Exact repetition is required: output every record in full.

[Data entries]
====

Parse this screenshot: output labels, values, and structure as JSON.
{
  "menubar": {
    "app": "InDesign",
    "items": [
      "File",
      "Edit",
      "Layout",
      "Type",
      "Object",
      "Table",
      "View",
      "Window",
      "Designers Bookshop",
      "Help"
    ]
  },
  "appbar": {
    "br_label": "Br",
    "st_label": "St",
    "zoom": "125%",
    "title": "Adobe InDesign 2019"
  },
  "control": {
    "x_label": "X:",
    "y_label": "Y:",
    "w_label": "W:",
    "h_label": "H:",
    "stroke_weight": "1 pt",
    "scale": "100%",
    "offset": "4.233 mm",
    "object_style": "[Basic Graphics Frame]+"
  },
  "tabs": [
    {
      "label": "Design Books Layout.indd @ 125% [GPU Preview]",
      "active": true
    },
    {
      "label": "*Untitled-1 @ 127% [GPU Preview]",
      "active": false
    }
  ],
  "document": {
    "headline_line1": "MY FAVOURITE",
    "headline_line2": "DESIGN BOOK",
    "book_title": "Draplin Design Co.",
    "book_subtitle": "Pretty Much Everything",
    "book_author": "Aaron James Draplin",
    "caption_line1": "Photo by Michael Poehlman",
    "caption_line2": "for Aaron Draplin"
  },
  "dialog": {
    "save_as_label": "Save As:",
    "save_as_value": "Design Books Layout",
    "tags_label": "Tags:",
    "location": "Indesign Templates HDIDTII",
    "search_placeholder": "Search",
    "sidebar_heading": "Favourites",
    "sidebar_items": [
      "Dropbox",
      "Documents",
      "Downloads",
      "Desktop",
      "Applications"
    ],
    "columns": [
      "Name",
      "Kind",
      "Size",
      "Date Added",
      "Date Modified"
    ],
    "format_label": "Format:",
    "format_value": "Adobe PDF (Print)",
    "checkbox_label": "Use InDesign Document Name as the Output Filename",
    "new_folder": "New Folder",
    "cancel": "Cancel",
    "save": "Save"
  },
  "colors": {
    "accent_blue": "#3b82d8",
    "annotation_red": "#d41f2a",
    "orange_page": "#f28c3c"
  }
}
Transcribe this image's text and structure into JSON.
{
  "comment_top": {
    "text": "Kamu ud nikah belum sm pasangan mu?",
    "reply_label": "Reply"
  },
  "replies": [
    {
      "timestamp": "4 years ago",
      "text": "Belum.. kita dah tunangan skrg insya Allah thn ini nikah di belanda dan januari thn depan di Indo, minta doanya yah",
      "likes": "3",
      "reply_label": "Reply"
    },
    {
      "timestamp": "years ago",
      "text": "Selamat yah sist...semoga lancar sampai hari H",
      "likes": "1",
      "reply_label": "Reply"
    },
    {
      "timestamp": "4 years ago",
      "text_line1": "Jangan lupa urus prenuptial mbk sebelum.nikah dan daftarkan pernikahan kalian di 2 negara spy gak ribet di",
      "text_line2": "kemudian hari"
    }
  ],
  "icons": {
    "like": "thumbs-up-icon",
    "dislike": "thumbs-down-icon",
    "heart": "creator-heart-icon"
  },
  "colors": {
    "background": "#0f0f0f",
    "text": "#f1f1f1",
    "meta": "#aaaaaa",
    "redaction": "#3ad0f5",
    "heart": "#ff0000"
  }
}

====

FINAL RESULT ->
Parse this screenshot: output labels, values, and structure as JSON.
{
  "menubar": {
    "app": "InDesign",
    "items": [
      "File",
      "Edit",
      "Layout",
      "Type",
      "Object",
      "Table",
      "View",
      "Window",
      "Designers Bookshop",
      "Help"
    ]
  },
  "appbar": {
    "br_label": "Br",
    "st_label": "St",
    "zoom": "125%",
    "title": "Adobe InDesign 2019"
  },
  "control": {
    "x_label": "X:",
    "y_label": "Y:",
    "w_label": "W:",
    "h_label": "H:",
    "stroke_weight": "1 pt",
    "scale": "100%",
    "offset": "4.233 mm",
    "object_style": "[Basic Graphics Frame]+"
  },
  "tabs": [
    {
      "label": "Design Books Layout.indd @ 125% [GPU Preview]",
      "active": true
    },
    {
      "label": "*Untitled-1 @ 127% [GPU Preview]",
      "active": false
    }
  ],
  "document": {
    "headline_line1": "MY FAVOURITE",
    "headline_line2": "DESIGN BOOK",
    "book_title": "Draplin Design Co.",
    "book_subtitle": "Pretty Much Everything",
    "book_author": "Aaron James Draplin",
    "caption_line1": "Photo by Michael Poehlman",
    "caption_line2": "for Aaron Draplin"
  },
  "dialog": {
    "save_as_label": "Save As:",
    "save_as_value": "Design Books Layout",
    "tags_label": "Tags:",
    "location": "Indesign Templates HDIDTII",
    "search_placeholder": "Search",
    "sidebar_heading": "Favourites",
    "sidebar_items": [
      "Dropbox",
      "Documents",
      "Downloads",
      "Desktop",
      "Applications"
    ],
    "columns": [
      "Name",
      "Kind",
      "Size",
      "Date Added",
      "Date Modified"
    ],
    "format_label": "Format:",
    "format_value": "Adobe PDF (Print)",
    "checkbox_label": "Use InDesign Document Name as the Output Filename",
    "new_folder": "New Folder",
    "cancel": "Cancel",
    "save": "Save"
  },
  "colors": {
    "accent_blue": "#3b82d8",
    "annotation_red": "#d41f2a",
    "orange_page": "#f28c3c"
  }
}
Transcribe this image's text and structure into JSON.
{
  "comment_top": {
    "text": "Kamu ud nikah belum sm pasangan mu?",
    "reply_label": "Reply"
  },
  "replies": [
    {
      "timestamp": "4 years ago",
      "text": "Belum.. kita dah tunangan skrg insya Allah thn ini nikah di belanda dan januari thn depan di Indo, minta doanya yah",
      "likes": "3",
      "reply_label": "Reply"
    },
    {
      "timestamp": "years ago",
      "text": "Selamat yah sist...semoga lancar sampai hari H",
      "likes": "1",
      "reply_label": "Reply"
    },
    {
      "timestamp": "4 years ago",
      "text_line1": "Jangan lupa urus prenuptial mbk sebelum.nikah dan daftarkan pernikahan kalian di 2 negara spy gak ribet di",
      "text_line2": "kemudian hari"
    }
  ],
  "icons": {
    "like": "thumbs-up-icon",
    "dislike": "thumbs-down-icon",
    "heart": "creator-heart-icon"
  },
  "colors": {
    "background": "#0f0f0f",
    "text": "#f1f1f1",
    "meta": "#aaaaaa",
    "redaction": "#3ad0f5",
    "heart": "#ff0000"
  }
}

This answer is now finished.